[Saved entries]
>> start
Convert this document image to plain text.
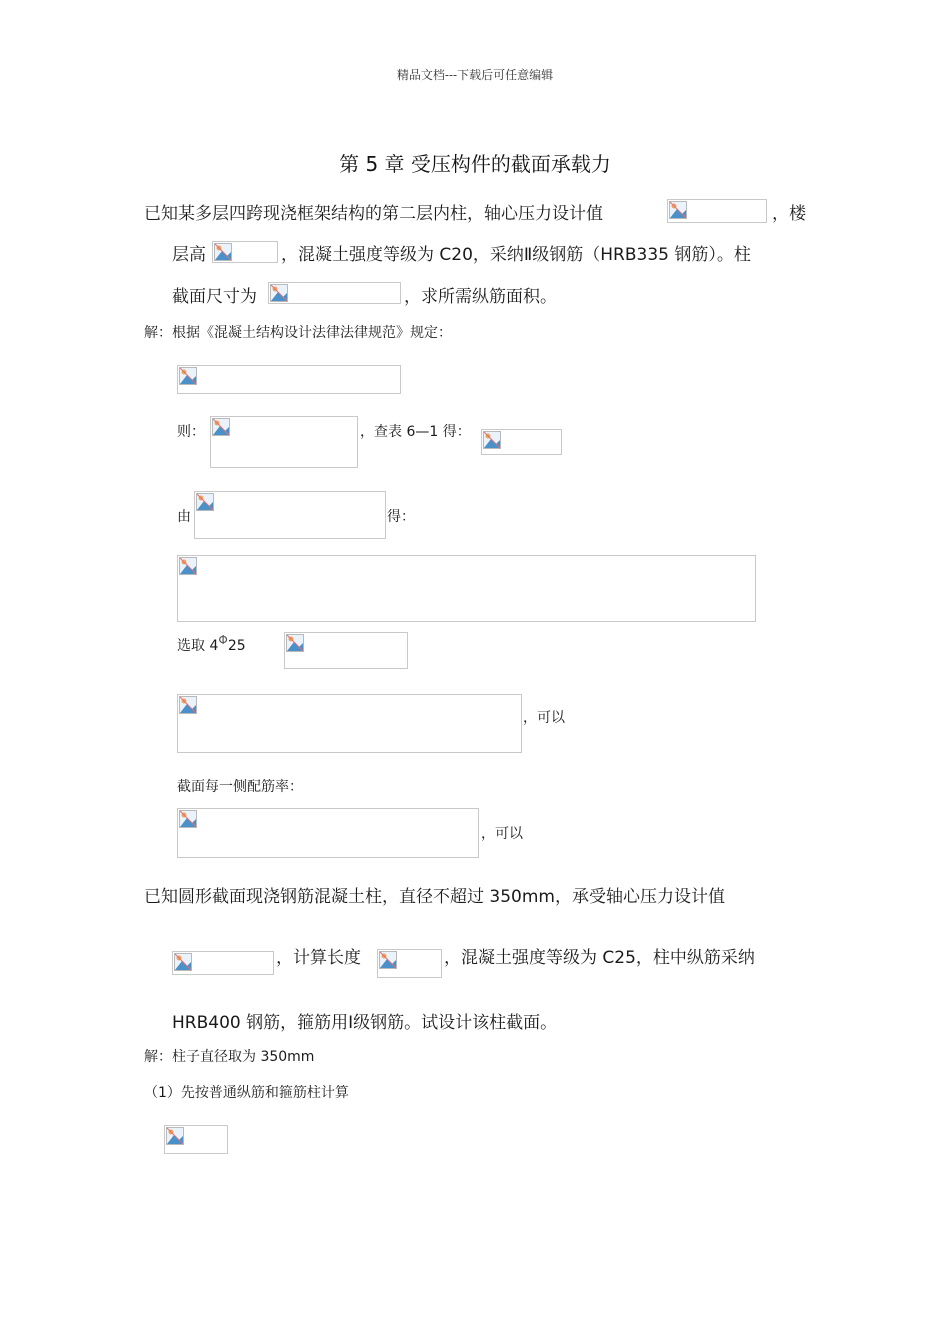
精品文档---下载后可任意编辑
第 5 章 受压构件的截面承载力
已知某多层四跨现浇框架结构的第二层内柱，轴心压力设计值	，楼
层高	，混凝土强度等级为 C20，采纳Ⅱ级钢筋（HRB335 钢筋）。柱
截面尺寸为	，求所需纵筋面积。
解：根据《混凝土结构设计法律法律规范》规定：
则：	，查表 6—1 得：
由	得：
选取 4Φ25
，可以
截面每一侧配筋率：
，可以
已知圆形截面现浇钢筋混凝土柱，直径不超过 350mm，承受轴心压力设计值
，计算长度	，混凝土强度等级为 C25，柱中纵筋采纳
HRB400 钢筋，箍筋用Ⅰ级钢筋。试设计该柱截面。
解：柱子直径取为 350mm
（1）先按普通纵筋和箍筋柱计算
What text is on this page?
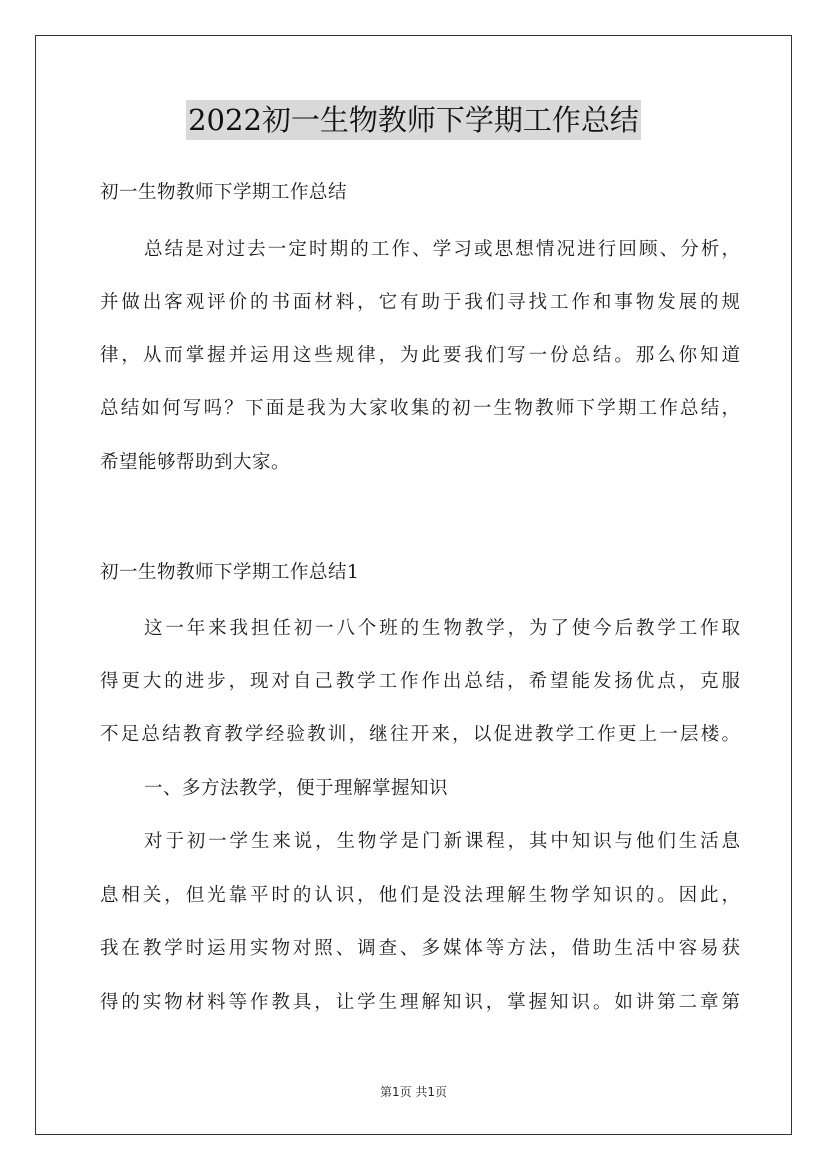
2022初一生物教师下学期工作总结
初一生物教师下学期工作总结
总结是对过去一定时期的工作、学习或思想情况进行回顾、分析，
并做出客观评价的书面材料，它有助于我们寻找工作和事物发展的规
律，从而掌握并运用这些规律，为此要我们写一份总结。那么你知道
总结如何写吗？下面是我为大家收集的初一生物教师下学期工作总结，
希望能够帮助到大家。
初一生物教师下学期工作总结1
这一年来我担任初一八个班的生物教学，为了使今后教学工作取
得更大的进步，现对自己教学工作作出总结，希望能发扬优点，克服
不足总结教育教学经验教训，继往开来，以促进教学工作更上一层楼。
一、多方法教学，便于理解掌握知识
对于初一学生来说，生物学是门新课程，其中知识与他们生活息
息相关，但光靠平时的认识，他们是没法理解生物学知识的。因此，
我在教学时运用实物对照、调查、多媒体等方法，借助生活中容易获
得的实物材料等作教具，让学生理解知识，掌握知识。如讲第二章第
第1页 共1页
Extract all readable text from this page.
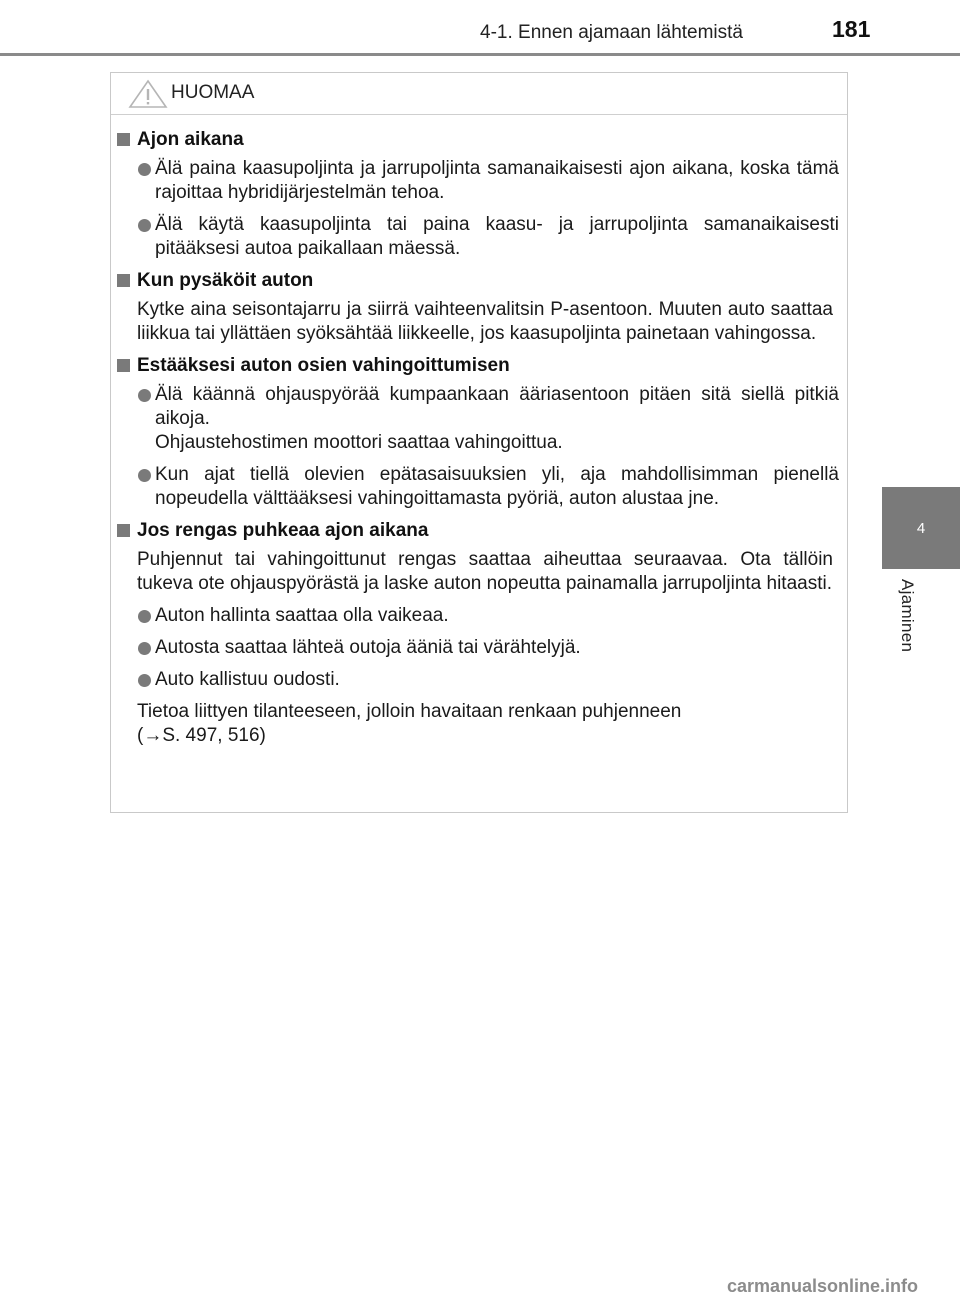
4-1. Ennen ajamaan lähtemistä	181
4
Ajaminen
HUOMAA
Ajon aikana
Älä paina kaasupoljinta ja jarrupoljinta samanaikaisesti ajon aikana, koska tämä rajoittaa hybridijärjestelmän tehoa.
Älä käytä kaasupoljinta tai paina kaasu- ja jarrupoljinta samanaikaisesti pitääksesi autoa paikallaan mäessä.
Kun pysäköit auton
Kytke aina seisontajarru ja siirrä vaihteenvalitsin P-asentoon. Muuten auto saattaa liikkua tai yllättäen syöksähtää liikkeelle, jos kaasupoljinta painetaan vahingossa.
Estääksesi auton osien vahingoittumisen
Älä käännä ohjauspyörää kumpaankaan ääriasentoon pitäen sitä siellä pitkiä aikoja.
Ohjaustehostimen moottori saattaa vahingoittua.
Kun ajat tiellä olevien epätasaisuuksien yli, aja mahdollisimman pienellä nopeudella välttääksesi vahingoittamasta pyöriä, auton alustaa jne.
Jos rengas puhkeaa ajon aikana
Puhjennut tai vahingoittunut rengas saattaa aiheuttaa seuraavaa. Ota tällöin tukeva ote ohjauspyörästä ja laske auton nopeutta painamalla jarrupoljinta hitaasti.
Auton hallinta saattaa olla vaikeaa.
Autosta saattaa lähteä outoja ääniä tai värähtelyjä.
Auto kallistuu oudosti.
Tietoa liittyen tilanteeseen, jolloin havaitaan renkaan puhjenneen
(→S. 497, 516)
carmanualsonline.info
>> end
Go through the data and count each line that has the word "saattaa", then give the total alone.

• Result below
5